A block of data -
┄┄┄┄┄┄┄┄┄┄┄┄┄┄┄┄┄┄┄┄

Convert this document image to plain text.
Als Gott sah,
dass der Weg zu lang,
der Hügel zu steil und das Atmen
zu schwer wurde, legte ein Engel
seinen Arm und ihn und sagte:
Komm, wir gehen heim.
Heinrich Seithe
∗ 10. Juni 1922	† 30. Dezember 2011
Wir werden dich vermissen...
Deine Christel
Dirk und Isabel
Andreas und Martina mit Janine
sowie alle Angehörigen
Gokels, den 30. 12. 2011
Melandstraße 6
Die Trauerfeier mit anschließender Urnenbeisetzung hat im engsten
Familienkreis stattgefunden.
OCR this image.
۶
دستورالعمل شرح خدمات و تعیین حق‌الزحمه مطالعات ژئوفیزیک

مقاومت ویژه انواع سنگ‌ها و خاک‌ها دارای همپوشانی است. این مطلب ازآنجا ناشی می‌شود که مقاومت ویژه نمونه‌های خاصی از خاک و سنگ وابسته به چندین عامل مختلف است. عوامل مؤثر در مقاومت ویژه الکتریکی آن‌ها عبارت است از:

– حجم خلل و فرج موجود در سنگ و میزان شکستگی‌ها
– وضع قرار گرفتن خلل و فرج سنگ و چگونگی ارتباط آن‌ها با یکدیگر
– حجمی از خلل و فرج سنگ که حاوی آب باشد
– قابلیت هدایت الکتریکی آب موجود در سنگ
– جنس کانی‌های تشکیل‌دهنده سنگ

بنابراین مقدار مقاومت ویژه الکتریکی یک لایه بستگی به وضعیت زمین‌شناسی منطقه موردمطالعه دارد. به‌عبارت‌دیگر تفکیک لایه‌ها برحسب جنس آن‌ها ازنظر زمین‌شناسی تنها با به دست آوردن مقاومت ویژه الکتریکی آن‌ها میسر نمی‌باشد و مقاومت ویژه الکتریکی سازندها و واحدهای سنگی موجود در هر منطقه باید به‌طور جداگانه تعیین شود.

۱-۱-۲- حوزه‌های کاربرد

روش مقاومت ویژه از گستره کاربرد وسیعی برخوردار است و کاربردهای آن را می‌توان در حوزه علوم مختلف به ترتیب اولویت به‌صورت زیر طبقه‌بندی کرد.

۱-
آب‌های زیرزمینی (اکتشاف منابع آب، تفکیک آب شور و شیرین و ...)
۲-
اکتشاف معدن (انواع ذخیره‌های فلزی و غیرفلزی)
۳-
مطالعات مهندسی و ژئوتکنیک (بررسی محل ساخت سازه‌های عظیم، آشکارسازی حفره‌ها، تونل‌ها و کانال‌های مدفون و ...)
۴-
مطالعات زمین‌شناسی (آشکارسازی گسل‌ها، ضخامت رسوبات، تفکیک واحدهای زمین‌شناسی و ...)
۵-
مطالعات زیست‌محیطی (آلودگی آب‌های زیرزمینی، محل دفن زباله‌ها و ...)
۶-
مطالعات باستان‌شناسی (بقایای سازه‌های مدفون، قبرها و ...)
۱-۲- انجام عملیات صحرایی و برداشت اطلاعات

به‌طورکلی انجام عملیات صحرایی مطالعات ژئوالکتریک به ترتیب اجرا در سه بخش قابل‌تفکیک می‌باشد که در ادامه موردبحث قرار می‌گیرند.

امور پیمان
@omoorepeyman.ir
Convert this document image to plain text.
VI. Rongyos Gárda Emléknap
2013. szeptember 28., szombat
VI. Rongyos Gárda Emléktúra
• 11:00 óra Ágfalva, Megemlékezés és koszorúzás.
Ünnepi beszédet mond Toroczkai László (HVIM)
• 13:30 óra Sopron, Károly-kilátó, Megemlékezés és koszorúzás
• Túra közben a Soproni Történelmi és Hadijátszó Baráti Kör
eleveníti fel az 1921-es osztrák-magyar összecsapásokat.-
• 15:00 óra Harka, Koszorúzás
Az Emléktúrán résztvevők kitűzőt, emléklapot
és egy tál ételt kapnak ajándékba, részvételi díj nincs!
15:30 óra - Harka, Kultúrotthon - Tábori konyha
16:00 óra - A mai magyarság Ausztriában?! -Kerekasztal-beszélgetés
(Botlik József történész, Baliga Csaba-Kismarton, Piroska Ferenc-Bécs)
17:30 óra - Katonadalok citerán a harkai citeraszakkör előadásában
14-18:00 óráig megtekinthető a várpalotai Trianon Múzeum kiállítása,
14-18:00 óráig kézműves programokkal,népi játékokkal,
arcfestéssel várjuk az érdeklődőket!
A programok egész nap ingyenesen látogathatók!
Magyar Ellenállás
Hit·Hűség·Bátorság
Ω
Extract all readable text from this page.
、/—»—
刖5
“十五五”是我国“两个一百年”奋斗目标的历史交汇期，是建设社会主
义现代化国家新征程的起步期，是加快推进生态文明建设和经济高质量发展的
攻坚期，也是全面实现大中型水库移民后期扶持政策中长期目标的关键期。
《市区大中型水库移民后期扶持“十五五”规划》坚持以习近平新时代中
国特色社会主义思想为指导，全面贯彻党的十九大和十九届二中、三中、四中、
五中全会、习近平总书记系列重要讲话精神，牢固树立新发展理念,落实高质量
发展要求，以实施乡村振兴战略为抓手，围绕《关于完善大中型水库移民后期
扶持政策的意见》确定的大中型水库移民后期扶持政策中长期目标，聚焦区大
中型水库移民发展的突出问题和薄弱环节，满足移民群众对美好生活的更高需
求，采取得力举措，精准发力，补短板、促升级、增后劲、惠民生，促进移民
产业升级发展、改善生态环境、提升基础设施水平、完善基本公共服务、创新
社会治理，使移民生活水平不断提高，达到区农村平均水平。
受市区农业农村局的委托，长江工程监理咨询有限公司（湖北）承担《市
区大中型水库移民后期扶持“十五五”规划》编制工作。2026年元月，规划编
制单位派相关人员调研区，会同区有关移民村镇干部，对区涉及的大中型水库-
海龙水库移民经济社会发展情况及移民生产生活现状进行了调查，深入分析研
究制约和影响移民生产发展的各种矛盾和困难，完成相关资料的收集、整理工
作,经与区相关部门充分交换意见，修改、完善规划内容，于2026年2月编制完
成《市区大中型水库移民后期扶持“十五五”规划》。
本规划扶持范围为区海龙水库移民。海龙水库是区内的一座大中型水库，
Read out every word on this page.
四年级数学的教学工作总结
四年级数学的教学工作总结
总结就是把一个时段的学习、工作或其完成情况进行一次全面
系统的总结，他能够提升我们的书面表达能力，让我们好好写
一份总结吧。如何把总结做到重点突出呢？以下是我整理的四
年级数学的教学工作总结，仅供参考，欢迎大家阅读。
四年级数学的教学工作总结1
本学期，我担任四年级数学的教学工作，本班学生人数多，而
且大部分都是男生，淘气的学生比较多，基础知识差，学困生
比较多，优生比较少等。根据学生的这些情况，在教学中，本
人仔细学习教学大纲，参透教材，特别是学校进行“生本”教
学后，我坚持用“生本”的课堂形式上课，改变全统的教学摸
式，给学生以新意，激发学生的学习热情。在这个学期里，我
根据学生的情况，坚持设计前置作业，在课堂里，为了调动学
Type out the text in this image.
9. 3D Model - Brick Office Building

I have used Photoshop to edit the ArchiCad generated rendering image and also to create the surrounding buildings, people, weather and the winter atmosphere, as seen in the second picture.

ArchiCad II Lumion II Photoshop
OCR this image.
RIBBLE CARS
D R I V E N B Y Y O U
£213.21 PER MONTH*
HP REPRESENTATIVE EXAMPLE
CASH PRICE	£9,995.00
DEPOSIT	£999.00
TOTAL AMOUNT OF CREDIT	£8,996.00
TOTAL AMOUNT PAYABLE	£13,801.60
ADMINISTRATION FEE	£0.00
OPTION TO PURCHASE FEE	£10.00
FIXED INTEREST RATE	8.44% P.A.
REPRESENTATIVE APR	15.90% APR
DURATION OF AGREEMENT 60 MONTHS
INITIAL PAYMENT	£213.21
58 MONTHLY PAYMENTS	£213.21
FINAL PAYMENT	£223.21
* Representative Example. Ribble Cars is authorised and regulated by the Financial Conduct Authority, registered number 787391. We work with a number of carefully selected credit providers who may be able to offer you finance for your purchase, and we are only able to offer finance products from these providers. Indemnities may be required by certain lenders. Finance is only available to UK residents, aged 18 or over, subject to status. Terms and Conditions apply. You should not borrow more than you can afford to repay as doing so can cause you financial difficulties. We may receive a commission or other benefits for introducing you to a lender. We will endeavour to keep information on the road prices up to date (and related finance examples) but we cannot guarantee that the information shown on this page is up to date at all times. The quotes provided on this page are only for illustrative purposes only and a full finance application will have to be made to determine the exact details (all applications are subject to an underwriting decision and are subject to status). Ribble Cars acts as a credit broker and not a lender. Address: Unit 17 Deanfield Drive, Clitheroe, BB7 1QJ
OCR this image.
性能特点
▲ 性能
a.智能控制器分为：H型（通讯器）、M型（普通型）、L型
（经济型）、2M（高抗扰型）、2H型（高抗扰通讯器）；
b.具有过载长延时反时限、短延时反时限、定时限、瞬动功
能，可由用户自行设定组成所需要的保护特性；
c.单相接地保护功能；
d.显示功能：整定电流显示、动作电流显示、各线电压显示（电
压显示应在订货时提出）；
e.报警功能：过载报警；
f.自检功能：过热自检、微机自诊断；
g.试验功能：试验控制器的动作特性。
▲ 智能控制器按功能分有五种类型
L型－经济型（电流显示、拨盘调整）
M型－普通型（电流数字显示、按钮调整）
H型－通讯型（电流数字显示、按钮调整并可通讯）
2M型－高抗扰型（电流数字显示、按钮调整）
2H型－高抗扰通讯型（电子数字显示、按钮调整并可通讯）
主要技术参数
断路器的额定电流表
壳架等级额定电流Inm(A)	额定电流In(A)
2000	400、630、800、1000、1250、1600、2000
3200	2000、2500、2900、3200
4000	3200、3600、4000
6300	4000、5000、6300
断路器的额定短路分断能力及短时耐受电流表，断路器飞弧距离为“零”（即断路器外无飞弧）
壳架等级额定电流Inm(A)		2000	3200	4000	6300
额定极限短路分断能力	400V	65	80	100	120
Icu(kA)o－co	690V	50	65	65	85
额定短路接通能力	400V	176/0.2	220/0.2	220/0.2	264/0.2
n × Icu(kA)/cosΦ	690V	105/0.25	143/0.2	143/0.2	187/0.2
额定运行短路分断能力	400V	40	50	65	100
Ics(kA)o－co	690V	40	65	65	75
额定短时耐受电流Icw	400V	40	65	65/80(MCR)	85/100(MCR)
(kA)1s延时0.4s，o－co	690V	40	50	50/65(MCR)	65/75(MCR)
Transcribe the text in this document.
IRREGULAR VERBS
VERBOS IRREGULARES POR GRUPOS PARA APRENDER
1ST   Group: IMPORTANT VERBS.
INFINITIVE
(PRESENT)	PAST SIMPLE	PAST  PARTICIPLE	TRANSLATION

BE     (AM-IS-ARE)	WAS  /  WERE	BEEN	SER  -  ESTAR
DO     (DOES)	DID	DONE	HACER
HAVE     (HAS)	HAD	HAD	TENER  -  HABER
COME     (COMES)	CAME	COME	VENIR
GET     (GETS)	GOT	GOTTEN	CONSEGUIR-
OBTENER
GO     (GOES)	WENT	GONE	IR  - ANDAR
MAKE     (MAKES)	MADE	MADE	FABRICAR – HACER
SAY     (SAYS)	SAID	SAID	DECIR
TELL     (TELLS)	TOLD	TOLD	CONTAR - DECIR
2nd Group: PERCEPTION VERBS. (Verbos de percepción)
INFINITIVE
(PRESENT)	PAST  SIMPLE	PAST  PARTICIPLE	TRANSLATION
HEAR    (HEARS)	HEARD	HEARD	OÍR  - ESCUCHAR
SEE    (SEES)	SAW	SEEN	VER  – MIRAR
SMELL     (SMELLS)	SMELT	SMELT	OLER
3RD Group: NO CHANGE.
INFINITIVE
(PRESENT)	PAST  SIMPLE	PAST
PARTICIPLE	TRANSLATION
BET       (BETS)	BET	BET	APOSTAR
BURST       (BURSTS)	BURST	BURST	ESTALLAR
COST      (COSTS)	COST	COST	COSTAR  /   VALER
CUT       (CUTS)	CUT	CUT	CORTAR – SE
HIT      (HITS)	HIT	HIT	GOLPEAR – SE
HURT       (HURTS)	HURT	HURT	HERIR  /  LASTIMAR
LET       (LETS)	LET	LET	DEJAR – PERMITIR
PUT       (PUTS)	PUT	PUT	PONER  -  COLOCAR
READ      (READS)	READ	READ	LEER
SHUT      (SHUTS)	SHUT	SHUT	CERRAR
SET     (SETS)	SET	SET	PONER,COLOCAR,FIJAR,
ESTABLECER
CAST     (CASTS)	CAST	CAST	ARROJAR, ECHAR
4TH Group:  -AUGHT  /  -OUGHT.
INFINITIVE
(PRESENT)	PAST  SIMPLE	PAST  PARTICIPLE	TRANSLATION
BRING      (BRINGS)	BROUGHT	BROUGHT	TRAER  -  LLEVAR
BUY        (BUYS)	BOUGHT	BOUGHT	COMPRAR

┄┄┄┄┄┄┄┄┄┄┄┄┄┄┄┄┄┄┄┄

What this task involves - Output nothing but the number of lines in the data containing the string "VERBS".

Final result - 3